# start of Supplied information
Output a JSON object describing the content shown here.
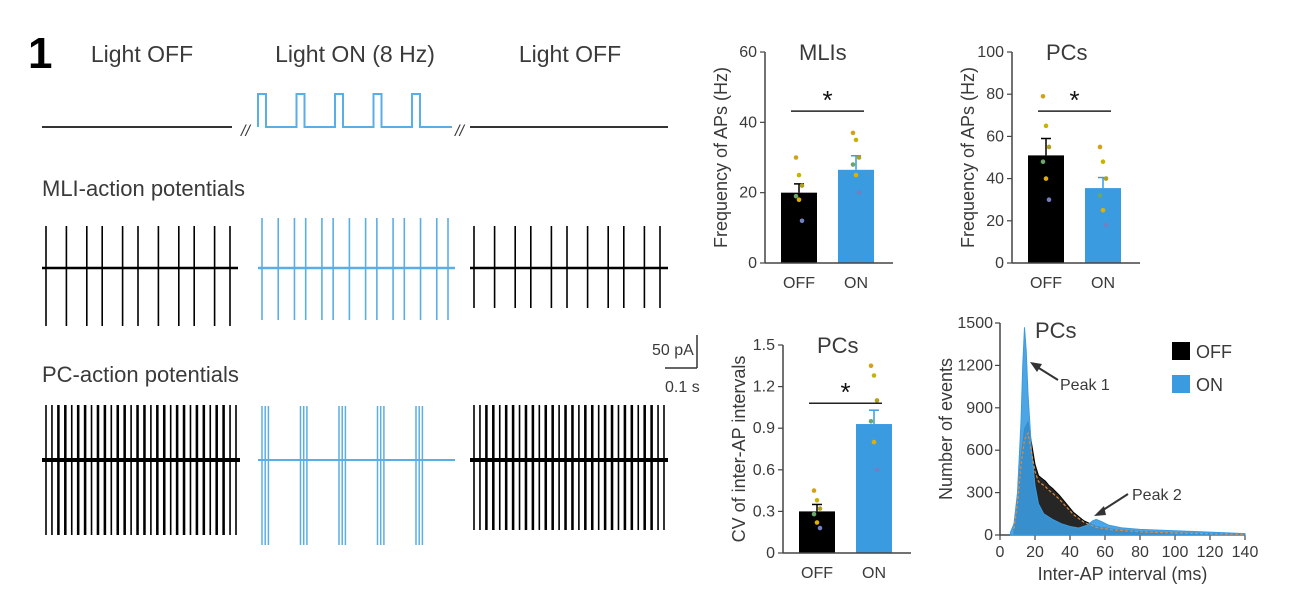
{
  "figure": {
    "panel_label": "1",
    "light_headers": [
      "Light OFF",
      "Light ON (8 Hz)",
      "Light OFF"
    ],
    "break_mark": "//",
    "trace_labels": {
      "mli": "MLI-action potentials",
      "pc": "PC-action potentials"
    },
    "scale_bar": {
      "current": "50 pA",
      "time": "0.1 s"
    },
    "colors": {
      "off": "#000000",
      "on": "#3b9be0",
      "trace_on": "#5aaee6"
    },
    "trace_counts": {
      "mli_off": 11,
      "mli_on": 14,
      "mli_off2": 11,
      "pc_off": 48,
      "pc_on_bursts": 5,
      "pc_off2": 48
    },
    "annotations": {
      "peak1": "Peak 1",
      "peak2": "Peak 2"
    },
    "star": "*"
  },
  "chart_data": [
    {
      "type": "bar",
      "title": "MLIs",
      "ylabel": "Frequency of APs (Hz)",
      "categories": [
        "OFF",
        "ON"
      ],
      "values": [
        20,
        26.5
      ],
      "errors": [
        2.5,
        4
      ],
      "ylim": [
        0,
        60
      ],
      "yticks": [
        0,
        20,
        40,
        60
      ],
      "points": [
        [
          30,
          25,
          22,
          19,
          18,
          12
        ],
        [
          37,
          35,
          30,
          28,
          25,
          20
        ]
      ],
      "significance": "*"
    },
    {
      "type": "bar",
      "title": "PCs",
      "ylabel": "Frequency of APs (Hz)",
      "categories": [
        "OFF",
        "ON"
      ],
      "values": [
        51,
        35.5
      ],
      "errors": [
        8,
        5
      ],
      "ylim": [
        0,
        100
      ],
      "yticks": [
        0,
        20,
        40,
        60,
        80,
        100
      ],
      "points": [
        [
          79,
          65,
          55,
          48,
          40,
          30
        ],
        [
          55,
          48,
          40,
          32,
          25,
          18
        ]
      ],
      "significance": "*"
    },
    {
      "type": "bar",
      "title": "PCs",
      "ylabel": "CV of inter-AP intervals",
      "categories": [
        "OFF",
        "ON"
      ],
      "values": [
        0.3,
        0.93
      ],
      "errors": [
        0.05,
        0.1
      ],
      "ylim": [
        0,
        1.5
      ],
      "yticks": [
        0,
        0.3,
        0.6,
        0.9,
        1.2,
        1.5
      ],
      "points": [
        [
          0.45,
          0.38,
          0.32,
          0.28,
          0.22,
          0.18
        ],
        [
          1.35,
          1.28,
          1.1,
          0.95,
          0.8,
          0.6
        ]
      ],
      "significance": "*"
    },
    {
      "type": "area",
      "title": "PCs",
      "xlabel": "Inter-AP interval (ms)",
      "ylabel": "Number of events",
      "xlim": [
        0,
        140
      ],
      "ylim": [
        0,
        1500
      ],
      "xticks": [
        0,
        20,
        40,
        60,
        80,
        100,
        120,
        140
      ],
      "yticks": [
        0,
        300,
        600,
        900,
        1200,
        1500
      ],
      "legend": [
        "OFF",
        "ON"
      ],
      "legend_position": "top-right",
      "series": [
        {
          "name": "OFF",
          "x": [
            8,
            10,
            12,
            14,
            16,
            18,
            20,
            22,
            24,
            26,
            28,
            30,
            34,
            38,
            42,
            48,
            55,
            65,
            80,
            100,
            120,
            140
          ],
          "values": [
            50,
            250,
            550,
            750,
            800,
            650,
            500,
            420,
            400,
            380,
            350,
            330,
            280,
            220,
            160,
            100,
            60,
            40,
            25,
            15,
            10,
            5
          ]
        },
        {
          "name": "ON",
          "x": [
            6,
            8,
            10,
            12,
            13,
            14,
            15,
            16,
            18,
            20,
            22,
            25,
            30,
            35,
            40,
            45,
            50,
            53,
            55,
            58,
            62,
            70,
            80,
            100,
            120,
            140
          ],
          "values": [
            20,
            80,
            300,
            800,
            1200,
            1470,
            1300,
            1000,
            600,
            350,
            220,
            150,
            110,
            80,
            60,
            50,
            70,
            100,
            110,
            95,
            70,
            50,
            40,
            30,
            20,
            10
          ]
        }
      ]
    }
  ]
}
# end of Supplied information
__Given task__.
Transcribe the whole listing exactly. Pictures are excluded.

__Task result__.
Output a JSON object describing the content shown here.
{
  "figure": {
    "panel_label": "1",
    "light_headers": [
      "Light OFF",
      "Light ON (8 Hz)",
      "Light OFF"
    ],
    "break_mark": "//",
    "trace_labels": {
      "mli": "MLI-action potentials",
      "pc": "PC-action potentials"
    },
    "scale_bar": {
      "current": "50 pA",
      "time": "0.1 s"
    },
    "colors": {
      "off": "#000000",
      "on": "#3b9be0",
      "trace_on": "#5aaee6"
    },
    "trace_counts": {
      "mli_off": 11,
      "mli_on": 14,
      "mli_off2": 11,
      "pc_off": 48,
      "pc_on_bursts": 5,
      "pc_off2": 48
    },
    "annotations": {
      "peak1": "Peak 1",
      "peak2": "Peak 2"
    },
    "star": "*"
  },
  "chart_data": [
    {
      "type": "bar",
      "title": "MLIs",
      "ylabel": "Frequency of APs (Hz)",
      "categories": [
        "OFF",
        "ON"
      ],
      "values": [
        20,
        26.5
      ],
      "errors": [
        2.5,
        4
      ],
      "ylim": [
        0,
        60
      ],
      "yticks": [
        0,
        20,
        40,
        60
      ],
      "points": [
        [
          30,
          25,
          22,
          19,
          18,
          12
        ],
        [
          37,
          35,
          30,
          28,
          25,
          20
        ]
      ],
      "significance": "*"
    },
    {
      "type": "bar",
      "title": "PCs",
      "ylabel": "Frequency of APs (Hz)",
      "categories": [
        "OFF",
        "ON"
      ],
      "values": [
        51,
        35.5
      ],
      "errors": [
        8,
        5
      ],
      "ylim": [
        0,
        100
      ],
      "yticks": [
        0,
        20,
        40,
        60,
        80,
        100
      ],
      "points": [
        [
          79,
          65,
          55,
          48,
          40,
          30
        ],
        [
          55,
          48,
          40,
          32,
          25,
          18
        ]
      ],
      "significance": "*"
    },
    {
      "type": "bar",
      "title": "PCs",
      "ylabel": "CV of inter-AP intervals",
      "categories": [
        "OFF",
        "ON"
      ],
      "values": [
        0.3,
        0.93
      ],
      "errors": [
        0.05,
        0.1
      ],
      "ylim": [
        0,
        1.5
      ],
      "yticks": [
        0,
        0.3,
        0.6,
        0.9,
        1.2,
        1.5
      ],
      "points": [
        [
          0.45,
          0.38,
          0.32,
          0.28,
          0.22,
          0.18
        ],
        [
          1.35,
          1.28,
          1.1,
          0.95,
          0.8,
          0.6
        ]
      ],
      "significance": "*"
    },
    {
      "type": "area",
      "title": "PCs",
      "xlabel": "Inter-AP interval (ms)",
      "ylabel": "Number of events",
      "xlim": [
        0,
        140
      ],
      "ylim": [
        0,
        1500
      ],
      "xticks": [
        0,
        20,
        40,
        60,
        80,
        100,
        120,
        140
      ],
      "yticks": [
        0,
        300,
        600,
        900,
        1200,
        1500
      ],
      "legend": [
        "OFF",
        "ON"
      ],
      "legend_position": "top-right",
      "series": [
        {
          "name": "OFF",
          "x": [
            8,
            10,
            12,
            14,
            16,
            18,
            20,
            22,
            24,
            26,
            28,
            30,
            34,
            38,
            42,
            48,
            55,
            65,
            80,
            100,
            120,
            140
          ],
          "values": [
            50,
            250,
            550,
            750,
            800,
            650,
            500,
            420,
            400,
            380,
            350,
            330,
            280,
            220,
            160,
            100,
            60,
            40,
            25,
            15,
            10,
            5
          ]
        },
        {
          "name": "ON",
          "x": [
            6,
            8,
            10,
            12,
            13,
            14,
            15,
            16,
            18,
            20,
            22,
            25,
            30,
            35,
            40,
            45,
            50,
            53,
            55,
            58,
            62,
            70,
            80,
            100,
            120,
            140
          ],
          "values": [
            20,
            80,
            300,
            800,
            1200,
            1470,
            1300,
            1000,
            600,
            350,
            220,
            150,
            110,
            80,
            60,
            50,
            70,
            100,
            110,
            95,
            70,
            50,
            40,
            30,
            20,
            10
          ]
        }
      ]
    }
  ]
}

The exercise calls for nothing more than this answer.